** Extracted data entries **
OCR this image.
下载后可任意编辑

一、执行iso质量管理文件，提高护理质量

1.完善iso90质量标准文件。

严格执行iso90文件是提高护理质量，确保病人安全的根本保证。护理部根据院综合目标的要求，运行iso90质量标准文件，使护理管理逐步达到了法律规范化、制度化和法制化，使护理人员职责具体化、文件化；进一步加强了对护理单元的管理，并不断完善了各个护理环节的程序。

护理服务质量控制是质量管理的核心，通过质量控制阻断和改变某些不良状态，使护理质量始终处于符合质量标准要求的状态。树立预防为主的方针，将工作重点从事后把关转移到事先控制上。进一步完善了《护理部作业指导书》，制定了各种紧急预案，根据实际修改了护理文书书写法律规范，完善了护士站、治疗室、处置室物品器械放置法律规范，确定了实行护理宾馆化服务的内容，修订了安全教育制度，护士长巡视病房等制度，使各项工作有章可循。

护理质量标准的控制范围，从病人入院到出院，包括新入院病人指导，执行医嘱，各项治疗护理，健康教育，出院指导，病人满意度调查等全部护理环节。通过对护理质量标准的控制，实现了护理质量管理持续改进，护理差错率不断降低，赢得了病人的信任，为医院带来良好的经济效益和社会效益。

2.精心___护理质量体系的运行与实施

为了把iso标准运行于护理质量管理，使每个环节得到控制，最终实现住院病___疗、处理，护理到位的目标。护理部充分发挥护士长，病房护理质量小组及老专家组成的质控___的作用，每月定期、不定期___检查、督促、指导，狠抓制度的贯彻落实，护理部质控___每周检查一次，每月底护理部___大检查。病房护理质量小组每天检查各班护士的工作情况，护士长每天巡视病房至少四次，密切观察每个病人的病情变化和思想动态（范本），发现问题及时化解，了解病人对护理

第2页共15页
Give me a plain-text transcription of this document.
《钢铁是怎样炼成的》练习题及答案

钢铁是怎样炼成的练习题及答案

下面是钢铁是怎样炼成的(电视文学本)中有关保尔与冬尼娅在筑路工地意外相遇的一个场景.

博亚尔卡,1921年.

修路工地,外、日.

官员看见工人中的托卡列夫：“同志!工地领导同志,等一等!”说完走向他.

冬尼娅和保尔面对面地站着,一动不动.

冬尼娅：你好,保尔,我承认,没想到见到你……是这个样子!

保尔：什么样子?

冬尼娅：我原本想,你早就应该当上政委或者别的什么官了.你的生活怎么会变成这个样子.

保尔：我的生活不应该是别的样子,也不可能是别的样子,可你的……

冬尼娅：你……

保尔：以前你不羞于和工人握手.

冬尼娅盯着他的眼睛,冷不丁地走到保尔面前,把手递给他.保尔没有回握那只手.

** WHAT IS NEEDED **
Scan the data above and copy every line with "this" in it.

** COMPLETE ANSWER **
OCR this image.
Give me a plain-text transcription of this document.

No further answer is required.